Your answer is a single number: the count of lines that contain the string "companion".

[Data extracted from a collection]
▬▬▬▬▬▬

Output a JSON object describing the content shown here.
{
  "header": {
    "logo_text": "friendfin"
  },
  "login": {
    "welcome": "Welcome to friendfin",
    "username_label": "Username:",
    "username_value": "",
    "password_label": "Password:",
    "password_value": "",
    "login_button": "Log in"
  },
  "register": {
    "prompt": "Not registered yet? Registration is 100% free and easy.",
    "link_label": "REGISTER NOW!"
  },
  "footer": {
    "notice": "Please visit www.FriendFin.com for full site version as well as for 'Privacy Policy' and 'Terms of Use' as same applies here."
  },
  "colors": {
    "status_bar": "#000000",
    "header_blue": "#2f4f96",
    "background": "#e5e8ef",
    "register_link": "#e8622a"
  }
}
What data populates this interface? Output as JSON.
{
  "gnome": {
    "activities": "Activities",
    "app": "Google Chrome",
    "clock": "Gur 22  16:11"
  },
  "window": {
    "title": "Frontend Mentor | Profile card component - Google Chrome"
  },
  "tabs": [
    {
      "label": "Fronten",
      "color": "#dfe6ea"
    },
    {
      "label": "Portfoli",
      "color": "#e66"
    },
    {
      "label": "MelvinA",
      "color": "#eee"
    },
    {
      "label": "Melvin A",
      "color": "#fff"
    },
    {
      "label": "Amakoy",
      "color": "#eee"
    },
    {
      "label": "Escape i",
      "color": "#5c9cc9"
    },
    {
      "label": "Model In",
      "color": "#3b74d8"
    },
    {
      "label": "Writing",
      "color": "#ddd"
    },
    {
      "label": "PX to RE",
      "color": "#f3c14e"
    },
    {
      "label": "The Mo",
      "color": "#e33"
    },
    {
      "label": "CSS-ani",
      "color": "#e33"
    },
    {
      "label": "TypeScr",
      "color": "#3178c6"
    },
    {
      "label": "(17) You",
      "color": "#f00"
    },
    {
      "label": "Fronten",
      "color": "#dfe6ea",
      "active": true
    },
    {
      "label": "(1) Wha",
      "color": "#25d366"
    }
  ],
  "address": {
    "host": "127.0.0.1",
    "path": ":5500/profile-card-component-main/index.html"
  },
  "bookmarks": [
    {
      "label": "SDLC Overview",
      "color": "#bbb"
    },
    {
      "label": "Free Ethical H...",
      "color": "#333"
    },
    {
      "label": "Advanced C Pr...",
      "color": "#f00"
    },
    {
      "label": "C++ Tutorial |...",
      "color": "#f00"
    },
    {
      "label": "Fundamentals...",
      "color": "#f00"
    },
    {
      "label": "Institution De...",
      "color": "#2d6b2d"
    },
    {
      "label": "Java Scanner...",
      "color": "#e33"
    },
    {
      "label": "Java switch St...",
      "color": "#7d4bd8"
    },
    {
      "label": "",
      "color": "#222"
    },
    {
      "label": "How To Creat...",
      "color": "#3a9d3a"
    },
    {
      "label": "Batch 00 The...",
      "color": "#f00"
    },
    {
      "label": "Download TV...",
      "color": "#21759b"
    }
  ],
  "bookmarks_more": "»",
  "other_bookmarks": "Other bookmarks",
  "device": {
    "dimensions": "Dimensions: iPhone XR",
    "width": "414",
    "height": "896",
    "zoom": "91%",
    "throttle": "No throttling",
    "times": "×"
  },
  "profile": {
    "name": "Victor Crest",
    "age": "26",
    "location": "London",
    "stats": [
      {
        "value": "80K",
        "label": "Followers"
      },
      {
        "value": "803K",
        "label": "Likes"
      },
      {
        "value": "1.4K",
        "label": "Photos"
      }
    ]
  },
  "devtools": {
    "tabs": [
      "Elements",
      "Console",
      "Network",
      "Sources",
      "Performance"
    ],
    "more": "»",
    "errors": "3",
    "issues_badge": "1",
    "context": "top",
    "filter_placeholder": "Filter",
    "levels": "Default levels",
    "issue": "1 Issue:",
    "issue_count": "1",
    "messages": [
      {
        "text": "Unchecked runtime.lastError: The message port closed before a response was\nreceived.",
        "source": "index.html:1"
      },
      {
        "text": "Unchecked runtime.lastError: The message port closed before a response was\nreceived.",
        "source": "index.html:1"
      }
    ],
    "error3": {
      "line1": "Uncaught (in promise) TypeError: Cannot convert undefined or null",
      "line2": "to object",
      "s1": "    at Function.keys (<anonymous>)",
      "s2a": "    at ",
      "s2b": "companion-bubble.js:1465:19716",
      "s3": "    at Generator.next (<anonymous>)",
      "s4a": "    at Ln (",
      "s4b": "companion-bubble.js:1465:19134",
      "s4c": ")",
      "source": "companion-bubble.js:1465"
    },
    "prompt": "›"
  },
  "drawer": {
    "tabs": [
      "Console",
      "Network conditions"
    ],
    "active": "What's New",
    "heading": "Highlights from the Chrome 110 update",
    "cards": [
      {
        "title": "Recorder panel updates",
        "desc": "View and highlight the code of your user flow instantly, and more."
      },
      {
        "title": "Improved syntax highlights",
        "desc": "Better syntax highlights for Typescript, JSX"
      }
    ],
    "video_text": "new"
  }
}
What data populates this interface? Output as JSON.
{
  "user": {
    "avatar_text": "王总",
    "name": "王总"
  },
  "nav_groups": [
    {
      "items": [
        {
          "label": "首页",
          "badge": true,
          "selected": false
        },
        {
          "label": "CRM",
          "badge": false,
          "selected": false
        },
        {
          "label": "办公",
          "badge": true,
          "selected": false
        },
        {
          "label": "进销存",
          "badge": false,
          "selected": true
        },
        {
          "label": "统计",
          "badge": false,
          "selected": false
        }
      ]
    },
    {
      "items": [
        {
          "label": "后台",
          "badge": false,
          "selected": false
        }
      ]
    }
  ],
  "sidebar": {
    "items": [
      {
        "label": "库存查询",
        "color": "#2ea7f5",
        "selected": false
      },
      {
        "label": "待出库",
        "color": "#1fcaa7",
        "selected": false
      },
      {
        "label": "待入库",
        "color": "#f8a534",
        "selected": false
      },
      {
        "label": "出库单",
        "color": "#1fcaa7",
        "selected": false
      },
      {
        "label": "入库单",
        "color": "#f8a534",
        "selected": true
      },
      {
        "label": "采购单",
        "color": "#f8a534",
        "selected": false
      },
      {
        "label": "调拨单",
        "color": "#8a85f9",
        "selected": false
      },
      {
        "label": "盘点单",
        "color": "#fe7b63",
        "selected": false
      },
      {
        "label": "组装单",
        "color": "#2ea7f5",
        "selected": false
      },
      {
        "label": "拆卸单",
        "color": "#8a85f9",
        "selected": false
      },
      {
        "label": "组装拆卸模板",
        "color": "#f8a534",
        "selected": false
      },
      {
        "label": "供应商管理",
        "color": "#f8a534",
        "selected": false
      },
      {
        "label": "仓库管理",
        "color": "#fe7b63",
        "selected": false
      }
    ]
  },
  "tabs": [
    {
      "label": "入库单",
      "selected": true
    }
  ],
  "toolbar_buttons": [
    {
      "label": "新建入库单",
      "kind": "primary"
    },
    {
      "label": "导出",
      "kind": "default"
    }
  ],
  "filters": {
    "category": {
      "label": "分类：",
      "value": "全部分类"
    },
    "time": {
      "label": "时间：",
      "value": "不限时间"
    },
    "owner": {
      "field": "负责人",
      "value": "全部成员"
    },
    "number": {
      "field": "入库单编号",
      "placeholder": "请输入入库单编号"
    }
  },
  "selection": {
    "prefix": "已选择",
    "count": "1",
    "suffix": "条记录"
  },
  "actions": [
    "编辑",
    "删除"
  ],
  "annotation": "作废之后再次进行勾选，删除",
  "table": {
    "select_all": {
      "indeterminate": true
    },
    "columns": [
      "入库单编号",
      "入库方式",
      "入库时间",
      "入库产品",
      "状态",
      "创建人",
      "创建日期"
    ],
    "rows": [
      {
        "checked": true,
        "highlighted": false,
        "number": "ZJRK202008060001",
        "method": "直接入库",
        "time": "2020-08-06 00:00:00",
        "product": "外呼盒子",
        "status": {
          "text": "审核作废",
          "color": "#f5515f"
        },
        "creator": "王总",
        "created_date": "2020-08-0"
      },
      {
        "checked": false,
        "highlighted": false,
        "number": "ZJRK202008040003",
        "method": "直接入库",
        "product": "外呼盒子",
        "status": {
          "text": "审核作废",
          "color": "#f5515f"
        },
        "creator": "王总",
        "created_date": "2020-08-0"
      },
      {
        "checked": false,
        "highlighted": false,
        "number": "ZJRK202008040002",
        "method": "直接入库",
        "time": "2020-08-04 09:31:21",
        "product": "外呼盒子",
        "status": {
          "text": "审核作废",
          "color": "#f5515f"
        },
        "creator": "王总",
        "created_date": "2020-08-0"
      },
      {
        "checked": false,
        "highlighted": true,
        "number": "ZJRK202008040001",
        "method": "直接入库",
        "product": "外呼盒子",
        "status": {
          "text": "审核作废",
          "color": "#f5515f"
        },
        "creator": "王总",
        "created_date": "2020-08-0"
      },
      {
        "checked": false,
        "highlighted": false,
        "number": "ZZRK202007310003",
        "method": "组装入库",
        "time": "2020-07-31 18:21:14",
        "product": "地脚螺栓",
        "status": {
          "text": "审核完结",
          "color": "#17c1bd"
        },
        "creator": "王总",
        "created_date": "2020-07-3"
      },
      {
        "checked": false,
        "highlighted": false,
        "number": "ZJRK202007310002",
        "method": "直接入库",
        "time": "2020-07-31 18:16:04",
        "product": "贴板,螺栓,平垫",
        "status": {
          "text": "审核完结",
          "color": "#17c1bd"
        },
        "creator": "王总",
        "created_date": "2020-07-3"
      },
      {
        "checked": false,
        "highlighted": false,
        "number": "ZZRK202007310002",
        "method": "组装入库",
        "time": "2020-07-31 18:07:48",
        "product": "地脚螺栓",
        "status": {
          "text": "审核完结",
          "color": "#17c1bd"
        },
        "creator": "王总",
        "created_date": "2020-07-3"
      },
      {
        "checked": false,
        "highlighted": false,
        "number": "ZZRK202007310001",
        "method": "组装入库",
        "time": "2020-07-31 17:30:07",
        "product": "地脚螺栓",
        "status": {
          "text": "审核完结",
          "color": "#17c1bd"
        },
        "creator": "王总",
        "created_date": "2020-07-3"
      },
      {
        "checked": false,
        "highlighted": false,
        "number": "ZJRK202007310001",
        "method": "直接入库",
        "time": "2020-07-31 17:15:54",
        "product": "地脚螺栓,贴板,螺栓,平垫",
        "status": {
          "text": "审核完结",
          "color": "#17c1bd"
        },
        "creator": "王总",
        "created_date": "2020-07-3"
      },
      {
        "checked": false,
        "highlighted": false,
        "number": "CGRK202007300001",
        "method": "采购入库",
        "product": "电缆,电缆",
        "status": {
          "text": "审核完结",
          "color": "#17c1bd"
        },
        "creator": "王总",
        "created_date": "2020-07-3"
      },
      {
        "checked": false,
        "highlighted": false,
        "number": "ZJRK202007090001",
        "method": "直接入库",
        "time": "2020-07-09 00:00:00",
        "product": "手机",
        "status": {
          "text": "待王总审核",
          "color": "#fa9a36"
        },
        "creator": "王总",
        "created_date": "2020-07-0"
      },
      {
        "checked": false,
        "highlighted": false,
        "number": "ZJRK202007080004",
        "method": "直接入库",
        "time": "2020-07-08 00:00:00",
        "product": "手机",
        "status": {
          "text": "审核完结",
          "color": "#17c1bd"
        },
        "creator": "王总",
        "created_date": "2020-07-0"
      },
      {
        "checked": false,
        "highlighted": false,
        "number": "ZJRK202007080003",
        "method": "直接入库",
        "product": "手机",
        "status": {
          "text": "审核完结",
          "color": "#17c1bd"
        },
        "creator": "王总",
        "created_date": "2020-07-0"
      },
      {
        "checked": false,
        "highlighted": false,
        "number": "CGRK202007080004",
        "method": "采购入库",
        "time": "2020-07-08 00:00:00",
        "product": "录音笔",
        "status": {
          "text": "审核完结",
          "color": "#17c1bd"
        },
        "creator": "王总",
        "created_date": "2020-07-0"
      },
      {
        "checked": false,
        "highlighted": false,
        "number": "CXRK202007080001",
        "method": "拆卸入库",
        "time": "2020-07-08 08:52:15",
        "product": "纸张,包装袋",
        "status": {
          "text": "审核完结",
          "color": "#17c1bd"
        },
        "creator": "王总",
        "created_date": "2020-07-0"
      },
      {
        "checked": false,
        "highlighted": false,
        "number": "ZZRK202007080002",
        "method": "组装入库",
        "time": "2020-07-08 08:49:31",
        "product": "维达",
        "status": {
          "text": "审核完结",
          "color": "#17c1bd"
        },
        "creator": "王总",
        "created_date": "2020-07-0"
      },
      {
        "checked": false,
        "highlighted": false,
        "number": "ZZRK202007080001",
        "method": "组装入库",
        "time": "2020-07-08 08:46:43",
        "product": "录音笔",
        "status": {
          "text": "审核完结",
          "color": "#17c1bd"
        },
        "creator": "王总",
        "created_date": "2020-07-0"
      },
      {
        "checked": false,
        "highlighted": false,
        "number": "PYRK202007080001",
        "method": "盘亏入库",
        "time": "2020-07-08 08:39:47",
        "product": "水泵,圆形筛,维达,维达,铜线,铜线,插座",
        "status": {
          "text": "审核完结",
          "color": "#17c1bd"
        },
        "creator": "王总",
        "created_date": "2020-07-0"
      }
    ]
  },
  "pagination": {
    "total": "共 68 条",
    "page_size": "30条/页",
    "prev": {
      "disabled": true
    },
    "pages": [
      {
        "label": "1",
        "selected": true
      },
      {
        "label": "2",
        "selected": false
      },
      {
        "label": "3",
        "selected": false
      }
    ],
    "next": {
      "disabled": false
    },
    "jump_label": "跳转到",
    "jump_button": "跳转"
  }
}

▬▬▬▬▬▬

Worked answer - 3